▸ Consegne
• A. Trascrivi il passo del brano sul contesto e l'apprendimento a partire da "Anche in questo" e fino a "alle funzioni educative.".
• B. Riprendi il brano sul contesto e l'apprendimento dopo la sua ultima frase e proseguilo.

▸ Estratto della pagina
▬▬▬▬▬▬▬▬▬▬

Anche in questo caso, però, è opportuno procedere con alcune precisazioni che possano liberare il campo da possibili fraintendimenti circa il vero significato di contesto e, soprattutto, di come esso agisca in rapporto alle funzioni educative.

Già nel 1930 John Dewey aveva affermato che ogni comportamento umano, compreso l’attività del conoscere, non può essere visto come un atto appartenente unicamente al soggetto, ma come un processo che agisce nel sistema organismo – ambiente. Molte volte, nel momento in cui pensiamo al contesto, ci riferiamo ad una serie di elementi separati e statici che interagiscono con il soggetto. In questo senso i processi di apprendimento rimangono un qualcosa che avviene all’interno di determinati contesti, pertanto l’ambiente viene definito a prescindere dal soggetto che vi è inserito. In un’ottica evolutiva e “contestualistica”, al contrario, l’ambiente ha una valenza  pluridimensionale che include ambienti fisici, relazioni sociali, dinamiche relazionali, prodotti materiali e immateriali della cultura di riferimento. In tal senso l’apprendimento non avviene nei diversi contesti ma attraverso essi, essendo soggetto e contesto strutturalmente intrecciati.

Riferendoci agli studi condotti da Gregory Bateson[7] potremmo  parlare di ambiente di apprendimento come un luogo nel quale avviene un processo di coevoluzione  che coinvolge insegnanti e studenti, insegnanti e famiglie, operatori e ambiente.

L’apprendimento situazionale viene quindi ad essere il luogo privilegiato per lo sviluppo delle competenze in quanto il contesto diviene l’occasione per acquisire consapevolezza, per mettere alla prova le proprie potenzialità e per utilizzare le proprie risorse all’interno di uno spazio di azione strutturato e intenzionale nel quale si verificano interazioni, si co-costruiscono reti di significati e nel quale gli studenti possano fare esperienza significative. Un individuo competente, come scrive Trinchero, «non è chi possiede un grosso stock di risorse, ma chi è in grado di mobilitare efficacemente tali risorse per affrontare una situazione  contingente. […] Sviluppare una competenza nel soggetto significa lavorare sulle condizioni che lo portano a mobilitare efficacemente le proprie risorse in relazione ad una situazione – problema, allo scopo di proporre risposte efficaci, che ne esprimono la piena responsabilità ed autonomia»[8].

▬▬▬▬▬▬▬▬▬▬

▸ Informazioni sulla fonte
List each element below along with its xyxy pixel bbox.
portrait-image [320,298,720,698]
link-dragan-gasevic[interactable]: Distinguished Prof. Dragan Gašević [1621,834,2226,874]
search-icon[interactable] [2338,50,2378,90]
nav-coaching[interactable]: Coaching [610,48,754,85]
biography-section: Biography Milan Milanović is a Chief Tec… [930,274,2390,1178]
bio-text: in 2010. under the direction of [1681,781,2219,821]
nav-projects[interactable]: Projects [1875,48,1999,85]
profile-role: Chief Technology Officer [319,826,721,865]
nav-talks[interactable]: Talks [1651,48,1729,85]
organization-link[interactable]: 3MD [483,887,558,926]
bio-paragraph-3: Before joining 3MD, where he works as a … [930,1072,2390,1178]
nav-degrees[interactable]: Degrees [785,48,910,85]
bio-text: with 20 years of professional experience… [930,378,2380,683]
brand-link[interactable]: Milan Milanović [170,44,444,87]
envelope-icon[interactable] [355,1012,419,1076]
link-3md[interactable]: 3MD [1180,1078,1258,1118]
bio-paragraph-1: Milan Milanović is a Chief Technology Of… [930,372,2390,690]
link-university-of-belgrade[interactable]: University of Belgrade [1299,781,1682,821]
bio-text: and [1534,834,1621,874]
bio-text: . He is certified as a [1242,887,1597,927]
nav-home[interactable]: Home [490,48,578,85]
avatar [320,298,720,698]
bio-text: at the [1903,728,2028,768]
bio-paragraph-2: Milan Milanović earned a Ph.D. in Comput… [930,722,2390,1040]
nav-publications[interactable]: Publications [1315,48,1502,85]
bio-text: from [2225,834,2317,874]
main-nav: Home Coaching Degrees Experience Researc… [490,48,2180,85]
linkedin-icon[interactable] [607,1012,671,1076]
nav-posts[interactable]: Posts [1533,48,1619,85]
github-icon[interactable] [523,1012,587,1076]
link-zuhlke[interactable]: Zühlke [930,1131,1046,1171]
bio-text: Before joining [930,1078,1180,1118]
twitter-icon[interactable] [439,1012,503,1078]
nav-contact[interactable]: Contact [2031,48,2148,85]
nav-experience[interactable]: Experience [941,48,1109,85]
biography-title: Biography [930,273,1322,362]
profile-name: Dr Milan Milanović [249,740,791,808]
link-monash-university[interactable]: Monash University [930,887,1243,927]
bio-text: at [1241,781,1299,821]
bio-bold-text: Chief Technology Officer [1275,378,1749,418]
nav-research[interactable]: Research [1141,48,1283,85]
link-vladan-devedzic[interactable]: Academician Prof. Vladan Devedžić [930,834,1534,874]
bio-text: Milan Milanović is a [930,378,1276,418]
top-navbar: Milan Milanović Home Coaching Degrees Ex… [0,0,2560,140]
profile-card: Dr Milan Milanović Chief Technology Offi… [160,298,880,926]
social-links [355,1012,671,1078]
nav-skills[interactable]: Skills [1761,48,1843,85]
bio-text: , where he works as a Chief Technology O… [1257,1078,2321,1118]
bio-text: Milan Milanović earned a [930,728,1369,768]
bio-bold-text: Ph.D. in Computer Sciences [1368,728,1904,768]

▬▬▬▬▬▬▬▬▬▬

▸ Risposte alle consegne
• A.
Anche in questo caso, però, è opportuno procedere con alcune precisazioni che possano liberare il campo da possibili fraintendimenti circa il vero significato di contesto e, soprattutto, di come esso agisca in rapporto alle funzioni educative.

• B.
Tutto ciò, ovviamente, ha bisogno di un cambio di paradigma operativo e teorico che sappia andare oltre l’idea dell’apprendimento come fatto che avviene unicamente nel soggetto e che abbracci l’idea del processo formativo come sistema complesso nel quale il soggetto è strutturalmente considerato insieme a tutto ciò che lo circonda in modo tale che la stessa realtà diventi una risorsa per l’apprendimento. Creando un legame fra gli apprendimenti, la realtà, le esperienze e la vita quotidiana è possibile attribuire ai nostri sistemi di istruzione una nuova e più forte autorevolezza e significatività e riconsegnare alla scuola l’importanza e la centralità che merita e le competenze appaiono, oggi, come l’unico costrutto possibile per favorire e rendere efficaci questi cambiamenti.

[1] Indicazioni Nazionali per il curricolo della scuola dell’infanzia e dl primo ciclo di istruzione, MIUR, Settembre 2012, p.4.

[2] Indicazioni Nazionali per il curricolo della scuola dell’infanzia e dl primo ciclo di istruzione, MIUR, Settembre 2012, p.5.

 

[3] Si veda http://www.treccani.it/vocabolario/competenza/, punto n.3.

[4] Indicazioni Nazionali per il curricolo della scuola dell’infanzia e dl primo ciclo di istruzione, MIUR, Settembre 2012, p.43.

[5] Raccomandazione del Parlamento Europeo e del Consiglio del 18 dicembre 2006 relativa a competenze chiave per l’apprendimento permanente, 2006/962/CE.

[6] Indicazioni Nazionali per il curricolo della scuola dell’infanzia e dl primo ciclo di istruzione, MIUR, Settembre 2012, p.7.

[7] Per un approfondimento si consiglia: Bateson G., Verso un’ecologia della mente, Adelphi, Milano, 1976;  Bateson G., Mente e natura, Adelphi, Milano, 1984.

[8] Trinchero R., Costruire, valutare, certificare competenze. Proposte di attività per la scuola, Franco Angeli, Milano, 2012, pp.34-35.